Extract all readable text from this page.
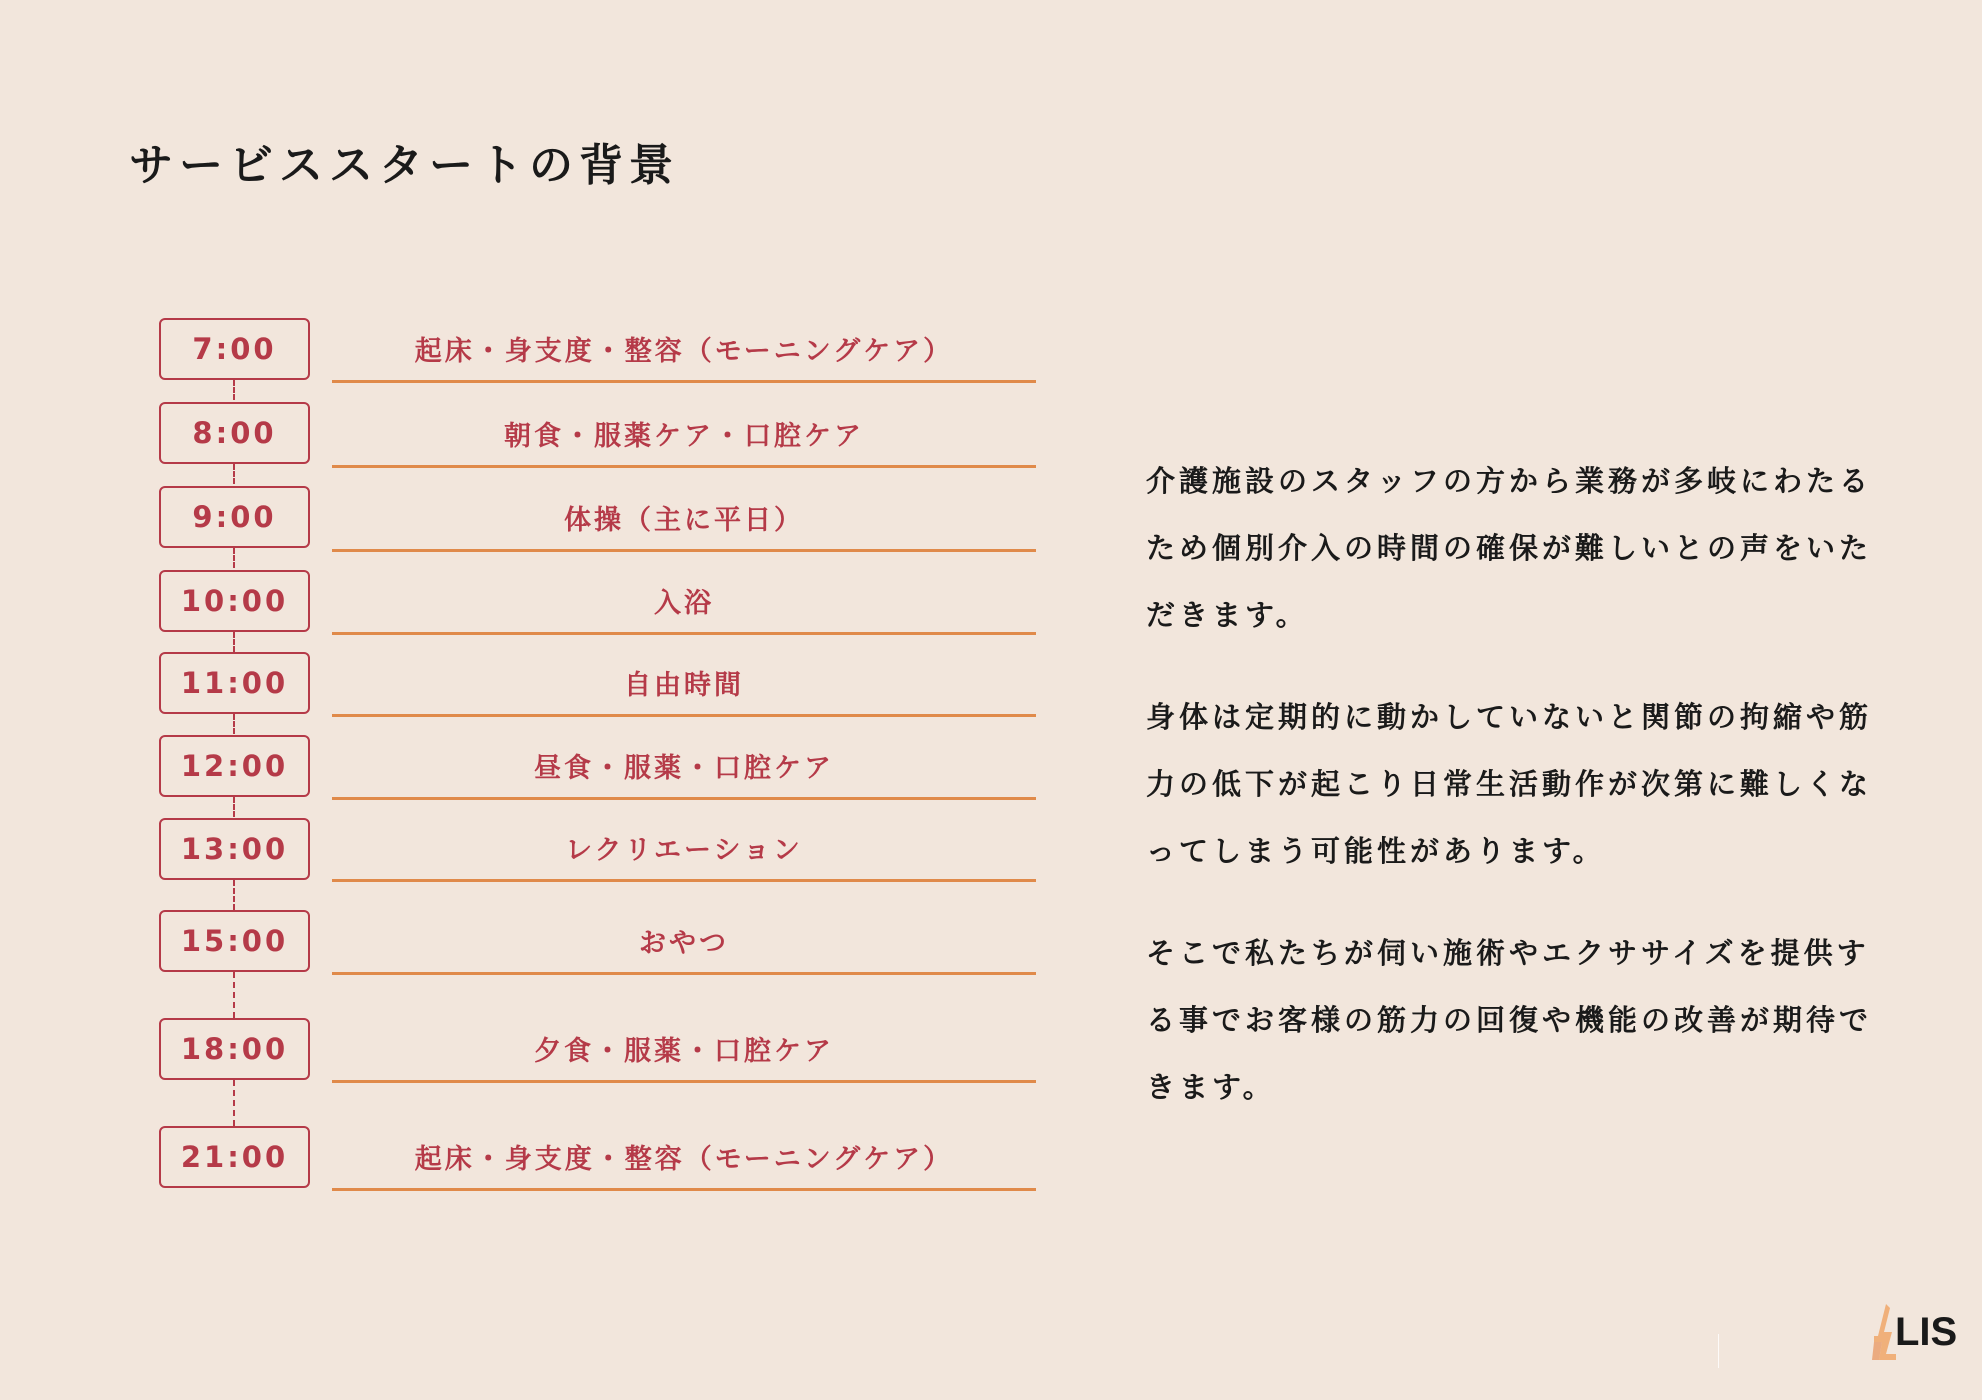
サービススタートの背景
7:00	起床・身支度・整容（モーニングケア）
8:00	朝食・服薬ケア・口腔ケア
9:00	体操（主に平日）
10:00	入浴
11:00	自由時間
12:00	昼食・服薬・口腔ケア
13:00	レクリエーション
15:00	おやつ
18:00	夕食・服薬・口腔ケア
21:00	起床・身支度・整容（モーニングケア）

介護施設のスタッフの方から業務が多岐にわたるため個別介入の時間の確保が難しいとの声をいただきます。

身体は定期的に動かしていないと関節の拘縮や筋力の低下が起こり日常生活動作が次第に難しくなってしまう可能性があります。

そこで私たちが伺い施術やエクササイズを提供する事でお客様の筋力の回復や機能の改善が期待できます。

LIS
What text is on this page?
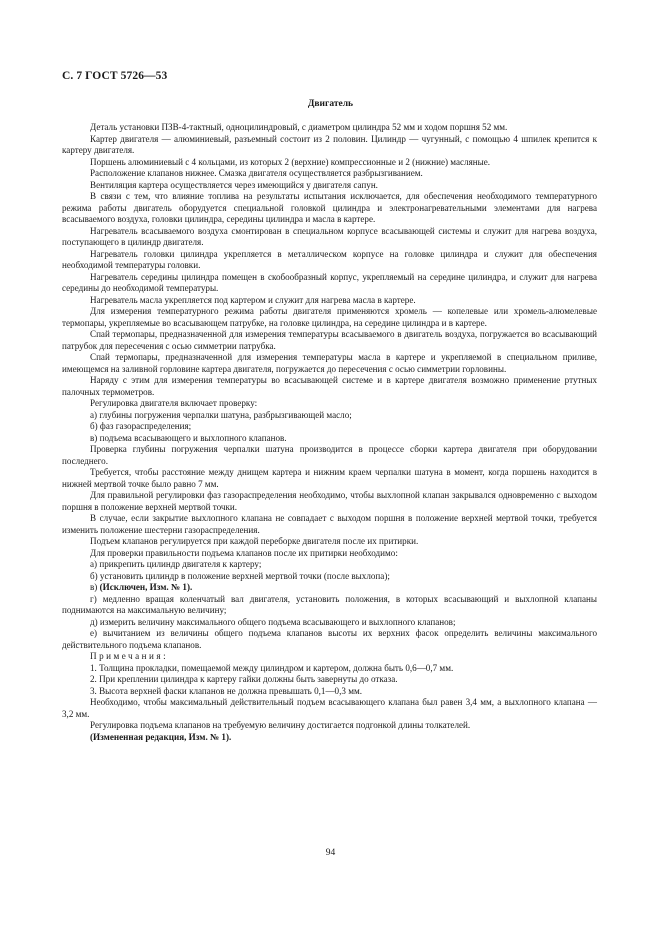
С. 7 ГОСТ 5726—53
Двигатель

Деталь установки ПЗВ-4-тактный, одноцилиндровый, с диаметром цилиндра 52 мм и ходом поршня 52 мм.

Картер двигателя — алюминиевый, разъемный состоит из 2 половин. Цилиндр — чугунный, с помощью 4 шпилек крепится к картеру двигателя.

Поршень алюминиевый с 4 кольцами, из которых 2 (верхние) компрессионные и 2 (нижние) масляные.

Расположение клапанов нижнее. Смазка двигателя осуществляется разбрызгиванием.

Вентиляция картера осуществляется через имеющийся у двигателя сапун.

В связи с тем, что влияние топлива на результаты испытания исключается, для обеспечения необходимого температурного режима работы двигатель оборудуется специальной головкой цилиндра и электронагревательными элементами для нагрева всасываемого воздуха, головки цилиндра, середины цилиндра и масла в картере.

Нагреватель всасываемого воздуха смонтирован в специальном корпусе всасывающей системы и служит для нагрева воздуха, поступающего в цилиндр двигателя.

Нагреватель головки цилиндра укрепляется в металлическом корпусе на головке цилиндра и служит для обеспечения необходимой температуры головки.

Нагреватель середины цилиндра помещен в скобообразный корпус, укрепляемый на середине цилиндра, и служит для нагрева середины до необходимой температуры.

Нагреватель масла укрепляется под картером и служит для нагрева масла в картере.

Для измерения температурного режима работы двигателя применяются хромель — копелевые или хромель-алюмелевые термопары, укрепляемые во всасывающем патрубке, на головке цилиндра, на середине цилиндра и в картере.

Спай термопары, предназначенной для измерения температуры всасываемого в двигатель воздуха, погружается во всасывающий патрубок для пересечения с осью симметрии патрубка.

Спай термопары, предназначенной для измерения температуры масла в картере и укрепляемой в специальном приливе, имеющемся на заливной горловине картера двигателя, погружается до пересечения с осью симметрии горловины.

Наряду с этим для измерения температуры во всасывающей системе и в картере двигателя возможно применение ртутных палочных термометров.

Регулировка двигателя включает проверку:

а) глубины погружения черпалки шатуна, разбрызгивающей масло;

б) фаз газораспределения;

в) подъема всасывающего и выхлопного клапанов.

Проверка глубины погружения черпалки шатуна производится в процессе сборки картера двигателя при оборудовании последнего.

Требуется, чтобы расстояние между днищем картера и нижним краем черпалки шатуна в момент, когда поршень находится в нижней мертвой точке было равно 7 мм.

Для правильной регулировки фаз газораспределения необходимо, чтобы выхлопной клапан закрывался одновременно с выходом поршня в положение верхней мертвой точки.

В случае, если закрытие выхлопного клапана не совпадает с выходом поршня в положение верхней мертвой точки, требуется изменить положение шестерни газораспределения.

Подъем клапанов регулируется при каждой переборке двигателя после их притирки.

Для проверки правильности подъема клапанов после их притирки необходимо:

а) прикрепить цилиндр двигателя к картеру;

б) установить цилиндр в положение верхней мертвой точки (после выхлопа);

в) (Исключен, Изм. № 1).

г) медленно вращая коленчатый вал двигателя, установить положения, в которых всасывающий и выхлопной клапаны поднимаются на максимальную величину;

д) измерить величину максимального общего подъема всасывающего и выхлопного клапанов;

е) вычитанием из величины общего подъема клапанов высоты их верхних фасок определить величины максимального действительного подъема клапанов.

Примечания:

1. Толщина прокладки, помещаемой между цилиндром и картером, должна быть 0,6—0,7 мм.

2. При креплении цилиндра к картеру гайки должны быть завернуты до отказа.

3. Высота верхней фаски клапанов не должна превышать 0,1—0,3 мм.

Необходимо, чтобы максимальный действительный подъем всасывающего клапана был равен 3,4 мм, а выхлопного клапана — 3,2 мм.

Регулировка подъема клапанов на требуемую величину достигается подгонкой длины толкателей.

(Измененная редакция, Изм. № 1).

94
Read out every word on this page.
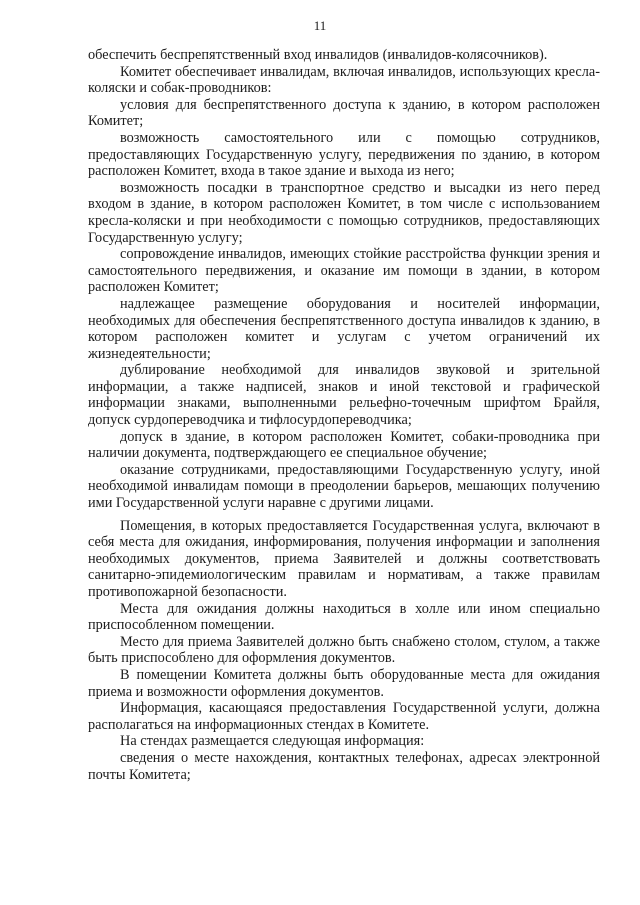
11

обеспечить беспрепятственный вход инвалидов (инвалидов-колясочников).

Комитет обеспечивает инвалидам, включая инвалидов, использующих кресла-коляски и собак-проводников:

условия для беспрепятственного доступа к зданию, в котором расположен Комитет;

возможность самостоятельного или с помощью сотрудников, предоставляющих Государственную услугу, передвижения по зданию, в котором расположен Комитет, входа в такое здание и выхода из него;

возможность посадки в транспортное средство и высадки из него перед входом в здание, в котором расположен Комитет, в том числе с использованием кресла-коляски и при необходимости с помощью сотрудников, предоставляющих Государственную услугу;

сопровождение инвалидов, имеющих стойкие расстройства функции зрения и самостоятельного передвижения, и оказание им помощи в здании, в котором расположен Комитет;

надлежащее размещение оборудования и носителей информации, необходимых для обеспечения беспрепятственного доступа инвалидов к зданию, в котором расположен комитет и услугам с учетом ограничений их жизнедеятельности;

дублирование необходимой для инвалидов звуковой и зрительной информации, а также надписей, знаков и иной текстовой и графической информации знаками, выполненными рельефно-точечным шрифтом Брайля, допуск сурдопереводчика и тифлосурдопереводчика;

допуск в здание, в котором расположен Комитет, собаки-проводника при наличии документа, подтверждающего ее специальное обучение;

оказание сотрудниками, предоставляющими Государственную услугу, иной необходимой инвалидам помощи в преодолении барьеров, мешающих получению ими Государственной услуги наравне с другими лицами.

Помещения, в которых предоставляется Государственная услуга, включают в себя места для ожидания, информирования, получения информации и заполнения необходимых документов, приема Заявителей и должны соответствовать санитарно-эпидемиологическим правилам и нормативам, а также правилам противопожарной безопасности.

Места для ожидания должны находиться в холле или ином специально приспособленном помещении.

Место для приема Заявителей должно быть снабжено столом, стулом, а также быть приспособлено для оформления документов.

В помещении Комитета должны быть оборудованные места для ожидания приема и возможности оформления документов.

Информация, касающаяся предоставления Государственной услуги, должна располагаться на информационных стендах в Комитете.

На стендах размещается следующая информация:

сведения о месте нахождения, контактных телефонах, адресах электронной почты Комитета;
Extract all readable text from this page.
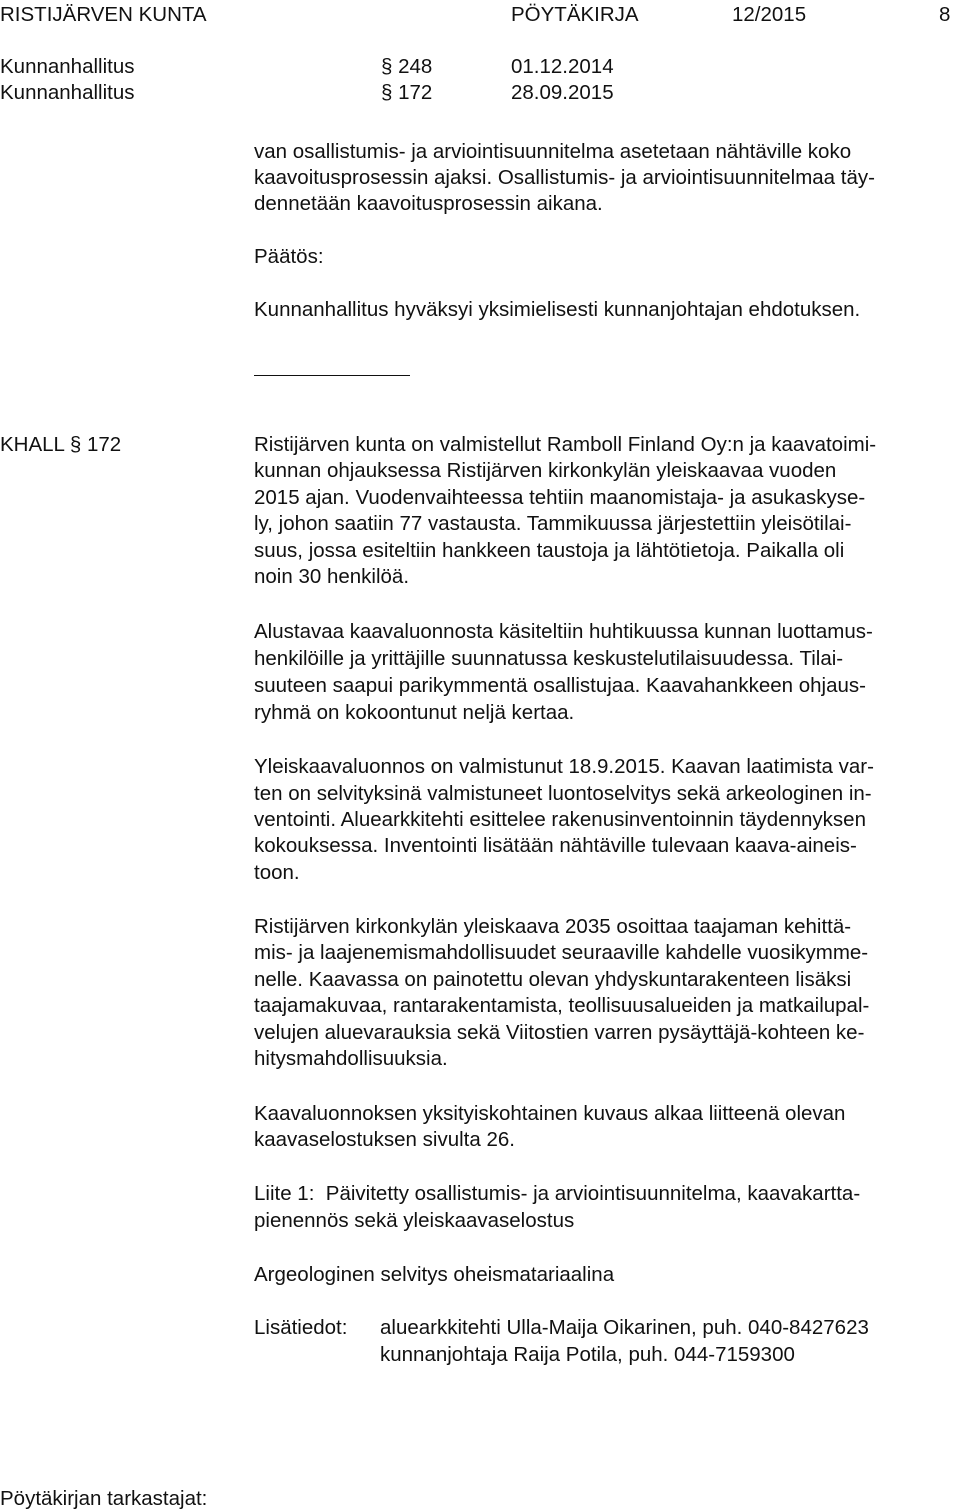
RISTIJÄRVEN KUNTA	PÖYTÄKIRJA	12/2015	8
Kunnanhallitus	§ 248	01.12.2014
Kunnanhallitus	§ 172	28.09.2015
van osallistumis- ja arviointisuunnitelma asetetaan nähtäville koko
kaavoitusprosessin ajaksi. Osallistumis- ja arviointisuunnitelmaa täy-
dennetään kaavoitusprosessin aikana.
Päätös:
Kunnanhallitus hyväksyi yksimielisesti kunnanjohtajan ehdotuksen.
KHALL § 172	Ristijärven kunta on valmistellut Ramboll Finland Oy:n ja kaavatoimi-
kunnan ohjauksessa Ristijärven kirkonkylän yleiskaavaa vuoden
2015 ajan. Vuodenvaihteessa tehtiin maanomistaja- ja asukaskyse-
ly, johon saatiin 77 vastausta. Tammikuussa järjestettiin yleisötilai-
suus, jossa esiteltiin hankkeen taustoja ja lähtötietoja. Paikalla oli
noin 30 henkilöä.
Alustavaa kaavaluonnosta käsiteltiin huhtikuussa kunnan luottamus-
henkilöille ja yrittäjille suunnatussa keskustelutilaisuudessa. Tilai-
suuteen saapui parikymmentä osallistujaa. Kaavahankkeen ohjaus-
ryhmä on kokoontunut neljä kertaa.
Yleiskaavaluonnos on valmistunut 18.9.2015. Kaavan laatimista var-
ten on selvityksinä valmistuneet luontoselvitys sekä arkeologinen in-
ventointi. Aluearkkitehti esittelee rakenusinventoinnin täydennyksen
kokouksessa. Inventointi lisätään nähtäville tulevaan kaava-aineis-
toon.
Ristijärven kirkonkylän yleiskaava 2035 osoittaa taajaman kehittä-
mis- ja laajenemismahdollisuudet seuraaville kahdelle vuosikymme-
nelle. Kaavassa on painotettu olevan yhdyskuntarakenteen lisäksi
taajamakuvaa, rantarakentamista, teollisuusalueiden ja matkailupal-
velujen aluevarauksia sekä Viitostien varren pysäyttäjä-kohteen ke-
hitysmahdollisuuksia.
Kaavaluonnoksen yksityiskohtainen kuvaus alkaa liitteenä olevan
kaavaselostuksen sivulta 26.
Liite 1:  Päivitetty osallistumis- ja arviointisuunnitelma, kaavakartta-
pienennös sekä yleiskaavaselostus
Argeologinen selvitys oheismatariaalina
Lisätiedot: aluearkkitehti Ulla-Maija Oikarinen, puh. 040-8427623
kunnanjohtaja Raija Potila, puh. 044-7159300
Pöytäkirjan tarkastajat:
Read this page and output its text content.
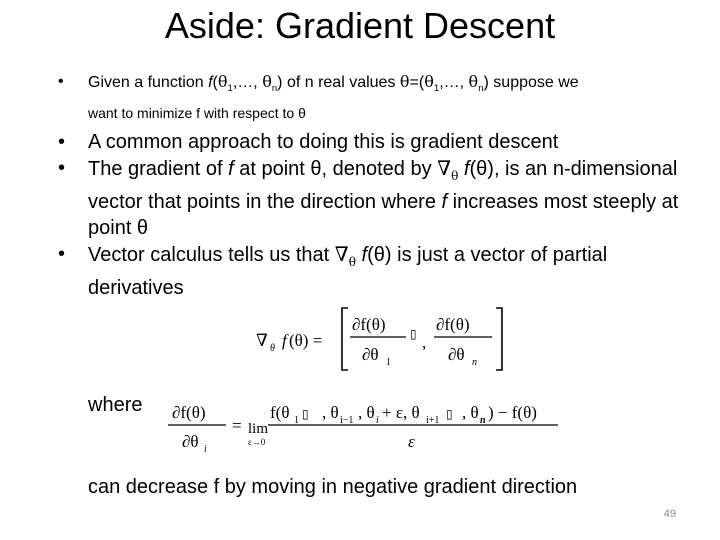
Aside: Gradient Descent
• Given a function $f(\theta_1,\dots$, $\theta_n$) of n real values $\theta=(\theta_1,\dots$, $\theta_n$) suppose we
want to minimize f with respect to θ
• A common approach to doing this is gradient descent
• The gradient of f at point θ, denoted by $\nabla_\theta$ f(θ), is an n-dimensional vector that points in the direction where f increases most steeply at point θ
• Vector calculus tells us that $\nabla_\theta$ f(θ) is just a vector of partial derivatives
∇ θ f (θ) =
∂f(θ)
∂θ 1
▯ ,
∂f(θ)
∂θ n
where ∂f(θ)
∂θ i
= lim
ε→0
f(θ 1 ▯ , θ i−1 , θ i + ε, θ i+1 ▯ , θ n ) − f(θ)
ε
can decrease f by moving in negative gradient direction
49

--

> Written instruction: Find the word "оказание" in the material, then list each line that holds it.

> Correct output:
сопровождение инвалидов, имеющих стойкие расстройства функции зрения и самостоятельного передвижения, и оказание им помощи в здании, в котором расположен Комитет;
оказание сотрудниками, предоставляющими Государственную услугу, иной необходимой инвалидам помощи в преодолении барьеров, мешающих получению ими Государственной услуги наравне с другими лицами.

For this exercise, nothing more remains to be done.